▶ Exercise instructions
Return each line containing "waveform".

— BEGIN —

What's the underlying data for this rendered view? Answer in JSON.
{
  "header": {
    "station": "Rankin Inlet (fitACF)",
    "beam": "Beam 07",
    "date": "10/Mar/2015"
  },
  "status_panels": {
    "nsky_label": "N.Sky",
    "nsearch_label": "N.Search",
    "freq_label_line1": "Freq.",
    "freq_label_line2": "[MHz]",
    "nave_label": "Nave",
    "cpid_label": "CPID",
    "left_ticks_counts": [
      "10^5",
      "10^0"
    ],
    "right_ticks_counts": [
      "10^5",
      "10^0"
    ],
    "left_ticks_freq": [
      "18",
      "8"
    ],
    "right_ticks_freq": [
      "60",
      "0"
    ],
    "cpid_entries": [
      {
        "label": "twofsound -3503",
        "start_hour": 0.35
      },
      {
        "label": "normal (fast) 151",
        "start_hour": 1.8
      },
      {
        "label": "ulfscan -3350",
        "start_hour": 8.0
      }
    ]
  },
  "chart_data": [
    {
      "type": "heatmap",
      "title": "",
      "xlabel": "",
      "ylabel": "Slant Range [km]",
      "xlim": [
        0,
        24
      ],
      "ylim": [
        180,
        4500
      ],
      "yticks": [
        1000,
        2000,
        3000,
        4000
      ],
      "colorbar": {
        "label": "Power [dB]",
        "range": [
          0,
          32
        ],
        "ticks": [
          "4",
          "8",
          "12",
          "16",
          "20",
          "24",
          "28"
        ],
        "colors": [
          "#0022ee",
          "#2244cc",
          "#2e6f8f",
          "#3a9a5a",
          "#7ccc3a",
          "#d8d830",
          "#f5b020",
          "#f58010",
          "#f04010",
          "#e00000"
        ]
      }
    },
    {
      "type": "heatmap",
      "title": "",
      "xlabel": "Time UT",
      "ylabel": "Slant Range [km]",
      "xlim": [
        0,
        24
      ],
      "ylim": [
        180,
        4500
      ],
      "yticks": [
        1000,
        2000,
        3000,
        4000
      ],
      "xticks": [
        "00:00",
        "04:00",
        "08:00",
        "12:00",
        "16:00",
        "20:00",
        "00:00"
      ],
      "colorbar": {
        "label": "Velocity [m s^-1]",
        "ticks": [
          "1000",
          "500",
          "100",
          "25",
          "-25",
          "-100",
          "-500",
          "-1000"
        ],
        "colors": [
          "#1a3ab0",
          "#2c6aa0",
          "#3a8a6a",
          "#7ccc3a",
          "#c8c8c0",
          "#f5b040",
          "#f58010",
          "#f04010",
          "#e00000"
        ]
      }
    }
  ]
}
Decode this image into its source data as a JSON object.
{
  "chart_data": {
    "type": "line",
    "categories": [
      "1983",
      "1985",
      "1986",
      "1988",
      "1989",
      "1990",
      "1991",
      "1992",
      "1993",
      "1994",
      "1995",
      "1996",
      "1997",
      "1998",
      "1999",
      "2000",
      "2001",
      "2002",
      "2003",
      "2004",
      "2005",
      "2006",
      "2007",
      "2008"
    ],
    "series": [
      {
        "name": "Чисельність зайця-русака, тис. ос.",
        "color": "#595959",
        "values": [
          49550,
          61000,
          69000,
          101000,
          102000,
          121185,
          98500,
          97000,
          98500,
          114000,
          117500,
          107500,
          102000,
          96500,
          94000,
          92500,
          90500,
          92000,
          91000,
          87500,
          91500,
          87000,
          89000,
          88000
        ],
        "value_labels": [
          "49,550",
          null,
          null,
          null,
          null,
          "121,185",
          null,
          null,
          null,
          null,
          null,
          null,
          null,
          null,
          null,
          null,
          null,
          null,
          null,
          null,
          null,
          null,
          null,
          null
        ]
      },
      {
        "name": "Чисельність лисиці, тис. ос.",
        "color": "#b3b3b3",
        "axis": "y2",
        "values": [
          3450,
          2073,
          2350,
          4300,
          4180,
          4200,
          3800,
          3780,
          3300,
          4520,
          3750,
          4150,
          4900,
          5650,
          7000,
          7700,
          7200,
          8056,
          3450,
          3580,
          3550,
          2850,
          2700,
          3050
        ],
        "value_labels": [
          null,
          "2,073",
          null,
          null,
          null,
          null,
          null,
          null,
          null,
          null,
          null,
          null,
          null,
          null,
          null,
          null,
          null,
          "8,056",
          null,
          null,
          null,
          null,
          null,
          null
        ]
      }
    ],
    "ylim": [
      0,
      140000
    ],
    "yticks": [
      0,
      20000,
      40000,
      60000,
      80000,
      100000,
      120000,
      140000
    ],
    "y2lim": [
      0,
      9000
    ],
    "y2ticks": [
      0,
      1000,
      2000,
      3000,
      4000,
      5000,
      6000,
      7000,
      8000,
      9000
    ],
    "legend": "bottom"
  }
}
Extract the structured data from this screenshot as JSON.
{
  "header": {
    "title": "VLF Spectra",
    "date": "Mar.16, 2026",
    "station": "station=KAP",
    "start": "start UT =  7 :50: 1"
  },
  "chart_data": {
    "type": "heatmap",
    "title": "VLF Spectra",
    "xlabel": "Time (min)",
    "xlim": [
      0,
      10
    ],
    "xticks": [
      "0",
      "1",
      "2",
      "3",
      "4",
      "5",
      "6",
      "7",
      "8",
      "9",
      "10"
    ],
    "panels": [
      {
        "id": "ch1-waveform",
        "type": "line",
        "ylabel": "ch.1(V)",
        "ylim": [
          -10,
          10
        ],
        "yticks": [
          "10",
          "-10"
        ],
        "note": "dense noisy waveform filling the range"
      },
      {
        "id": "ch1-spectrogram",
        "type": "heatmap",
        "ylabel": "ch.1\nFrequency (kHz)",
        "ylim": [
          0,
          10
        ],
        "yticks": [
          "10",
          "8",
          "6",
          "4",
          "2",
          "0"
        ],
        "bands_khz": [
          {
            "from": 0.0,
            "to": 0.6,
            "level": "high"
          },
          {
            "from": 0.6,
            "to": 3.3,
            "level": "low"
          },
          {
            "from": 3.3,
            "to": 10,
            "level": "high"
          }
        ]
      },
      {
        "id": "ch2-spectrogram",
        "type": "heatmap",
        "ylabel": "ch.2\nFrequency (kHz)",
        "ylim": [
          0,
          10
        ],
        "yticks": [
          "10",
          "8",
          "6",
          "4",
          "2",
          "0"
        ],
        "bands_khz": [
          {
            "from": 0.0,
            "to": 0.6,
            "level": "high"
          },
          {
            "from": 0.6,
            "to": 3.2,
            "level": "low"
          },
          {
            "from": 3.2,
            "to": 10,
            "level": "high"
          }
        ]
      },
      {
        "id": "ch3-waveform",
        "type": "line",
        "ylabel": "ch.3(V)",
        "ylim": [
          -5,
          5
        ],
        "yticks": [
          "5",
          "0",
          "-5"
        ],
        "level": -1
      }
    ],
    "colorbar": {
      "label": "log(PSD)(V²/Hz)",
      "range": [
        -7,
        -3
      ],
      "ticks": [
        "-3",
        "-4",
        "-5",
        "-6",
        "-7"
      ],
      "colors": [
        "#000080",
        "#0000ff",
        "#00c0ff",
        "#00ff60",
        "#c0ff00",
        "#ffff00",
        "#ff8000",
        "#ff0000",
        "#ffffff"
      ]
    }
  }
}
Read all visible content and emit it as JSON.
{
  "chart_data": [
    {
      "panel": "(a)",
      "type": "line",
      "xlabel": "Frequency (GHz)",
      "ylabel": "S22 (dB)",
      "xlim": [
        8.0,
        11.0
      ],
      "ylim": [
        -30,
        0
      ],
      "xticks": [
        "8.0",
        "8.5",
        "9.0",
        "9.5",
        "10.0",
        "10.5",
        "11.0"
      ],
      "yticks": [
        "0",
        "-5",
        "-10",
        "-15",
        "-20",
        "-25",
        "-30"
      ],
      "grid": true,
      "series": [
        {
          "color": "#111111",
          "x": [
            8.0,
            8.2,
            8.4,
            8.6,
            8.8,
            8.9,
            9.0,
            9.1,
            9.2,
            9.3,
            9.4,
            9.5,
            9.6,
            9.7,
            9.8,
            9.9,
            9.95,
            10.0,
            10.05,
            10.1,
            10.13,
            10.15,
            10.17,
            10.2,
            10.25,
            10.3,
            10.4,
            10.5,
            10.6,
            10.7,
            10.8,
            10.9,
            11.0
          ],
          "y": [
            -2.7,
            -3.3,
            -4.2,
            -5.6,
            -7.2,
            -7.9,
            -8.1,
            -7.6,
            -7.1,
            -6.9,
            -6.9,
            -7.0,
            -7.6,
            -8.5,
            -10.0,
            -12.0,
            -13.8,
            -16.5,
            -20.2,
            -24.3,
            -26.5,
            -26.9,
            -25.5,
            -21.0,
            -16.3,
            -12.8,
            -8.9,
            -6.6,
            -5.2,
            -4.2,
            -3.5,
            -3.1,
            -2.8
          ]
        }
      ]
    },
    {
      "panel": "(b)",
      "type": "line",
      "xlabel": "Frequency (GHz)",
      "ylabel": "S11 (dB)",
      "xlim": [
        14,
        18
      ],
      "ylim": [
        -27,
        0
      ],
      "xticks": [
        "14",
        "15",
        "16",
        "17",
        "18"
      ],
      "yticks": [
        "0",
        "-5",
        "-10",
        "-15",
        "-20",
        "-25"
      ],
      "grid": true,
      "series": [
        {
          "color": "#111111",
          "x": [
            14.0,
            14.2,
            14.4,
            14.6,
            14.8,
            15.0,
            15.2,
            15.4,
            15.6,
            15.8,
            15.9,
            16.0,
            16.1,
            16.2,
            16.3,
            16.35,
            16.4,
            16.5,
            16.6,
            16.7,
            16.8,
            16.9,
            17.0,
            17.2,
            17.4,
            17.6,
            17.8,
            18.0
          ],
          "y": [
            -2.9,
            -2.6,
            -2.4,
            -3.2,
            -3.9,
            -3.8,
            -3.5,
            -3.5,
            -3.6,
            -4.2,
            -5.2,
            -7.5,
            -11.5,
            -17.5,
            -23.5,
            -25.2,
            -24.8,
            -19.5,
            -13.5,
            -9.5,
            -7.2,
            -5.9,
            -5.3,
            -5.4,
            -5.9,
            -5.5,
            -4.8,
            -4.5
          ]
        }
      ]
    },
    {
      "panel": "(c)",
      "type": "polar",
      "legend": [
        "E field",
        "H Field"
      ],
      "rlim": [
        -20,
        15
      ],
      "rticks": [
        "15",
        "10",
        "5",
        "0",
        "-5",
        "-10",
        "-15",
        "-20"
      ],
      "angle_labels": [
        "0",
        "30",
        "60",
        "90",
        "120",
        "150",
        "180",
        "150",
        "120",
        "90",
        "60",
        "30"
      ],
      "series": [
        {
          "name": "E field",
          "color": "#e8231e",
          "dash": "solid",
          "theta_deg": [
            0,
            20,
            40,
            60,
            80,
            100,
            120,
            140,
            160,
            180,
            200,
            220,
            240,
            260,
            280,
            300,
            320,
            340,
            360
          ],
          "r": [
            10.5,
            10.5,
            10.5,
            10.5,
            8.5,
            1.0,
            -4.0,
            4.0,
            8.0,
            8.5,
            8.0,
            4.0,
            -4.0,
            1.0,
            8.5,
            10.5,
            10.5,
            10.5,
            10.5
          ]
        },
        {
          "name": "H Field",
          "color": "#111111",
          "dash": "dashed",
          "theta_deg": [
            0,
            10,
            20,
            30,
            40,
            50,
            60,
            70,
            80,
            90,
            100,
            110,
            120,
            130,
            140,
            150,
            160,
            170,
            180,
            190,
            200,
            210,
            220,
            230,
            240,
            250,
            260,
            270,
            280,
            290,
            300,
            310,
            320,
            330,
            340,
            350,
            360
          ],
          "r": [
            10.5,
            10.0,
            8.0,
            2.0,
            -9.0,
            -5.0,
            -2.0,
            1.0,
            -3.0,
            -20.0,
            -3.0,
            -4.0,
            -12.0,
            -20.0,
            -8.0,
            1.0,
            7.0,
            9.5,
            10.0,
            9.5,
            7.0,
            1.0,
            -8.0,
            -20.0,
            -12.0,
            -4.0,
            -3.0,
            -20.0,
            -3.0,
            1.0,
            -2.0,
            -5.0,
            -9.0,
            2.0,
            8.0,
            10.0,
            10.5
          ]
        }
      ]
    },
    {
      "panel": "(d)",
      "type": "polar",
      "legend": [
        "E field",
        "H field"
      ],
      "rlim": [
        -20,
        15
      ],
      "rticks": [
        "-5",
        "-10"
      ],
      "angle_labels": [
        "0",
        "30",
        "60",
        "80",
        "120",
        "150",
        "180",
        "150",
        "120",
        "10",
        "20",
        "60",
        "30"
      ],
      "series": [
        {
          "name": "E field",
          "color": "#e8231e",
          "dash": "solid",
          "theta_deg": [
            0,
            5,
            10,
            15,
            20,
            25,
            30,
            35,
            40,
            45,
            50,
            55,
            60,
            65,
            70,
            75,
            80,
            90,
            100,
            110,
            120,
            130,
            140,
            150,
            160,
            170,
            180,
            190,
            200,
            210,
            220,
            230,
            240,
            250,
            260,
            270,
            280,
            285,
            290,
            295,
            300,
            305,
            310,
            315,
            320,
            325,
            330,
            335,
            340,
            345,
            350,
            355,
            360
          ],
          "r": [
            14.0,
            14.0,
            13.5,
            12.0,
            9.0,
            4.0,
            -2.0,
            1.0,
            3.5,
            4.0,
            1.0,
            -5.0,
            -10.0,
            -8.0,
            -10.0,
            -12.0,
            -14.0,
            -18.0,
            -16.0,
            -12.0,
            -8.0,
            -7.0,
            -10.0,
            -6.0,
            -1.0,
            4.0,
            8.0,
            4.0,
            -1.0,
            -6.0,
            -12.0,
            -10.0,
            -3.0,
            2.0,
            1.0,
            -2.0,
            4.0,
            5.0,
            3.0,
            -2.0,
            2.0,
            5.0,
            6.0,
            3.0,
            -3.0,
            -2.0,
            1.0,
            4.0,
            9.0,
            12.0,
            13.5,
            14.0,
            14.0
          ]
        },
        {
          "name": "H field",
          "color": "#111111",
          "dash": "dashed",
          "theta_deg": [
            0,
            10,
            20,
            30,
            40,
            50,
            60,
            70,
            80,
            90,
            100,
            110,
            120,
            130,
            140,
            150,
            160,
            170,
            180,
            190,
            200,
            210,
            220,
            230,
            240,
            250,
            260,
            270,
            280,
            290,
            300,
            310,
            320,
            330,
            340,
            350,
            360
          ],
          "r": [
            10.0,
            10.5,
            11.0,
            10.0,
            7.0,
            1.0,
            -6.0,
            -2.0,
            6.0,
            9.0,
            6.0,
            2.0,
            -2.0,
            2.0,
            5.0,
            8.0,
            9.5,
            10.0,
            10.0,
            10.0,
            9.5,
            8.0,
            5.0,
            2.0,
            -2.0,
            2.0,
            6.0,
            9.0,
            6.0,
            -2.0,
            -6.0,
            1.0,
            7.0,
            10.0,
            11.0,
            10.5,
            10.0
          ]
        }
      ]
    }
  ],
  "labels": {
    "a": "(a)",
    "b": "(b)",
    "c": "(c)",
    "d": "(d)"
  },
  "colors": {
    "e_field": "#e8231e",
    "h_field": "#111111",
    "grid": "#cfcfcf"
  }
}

— END —

▶ Final result
        "id": "ch1-waveform",
        "note": "dense noisy waveform filling the range"
        "id": "ch3-waveform",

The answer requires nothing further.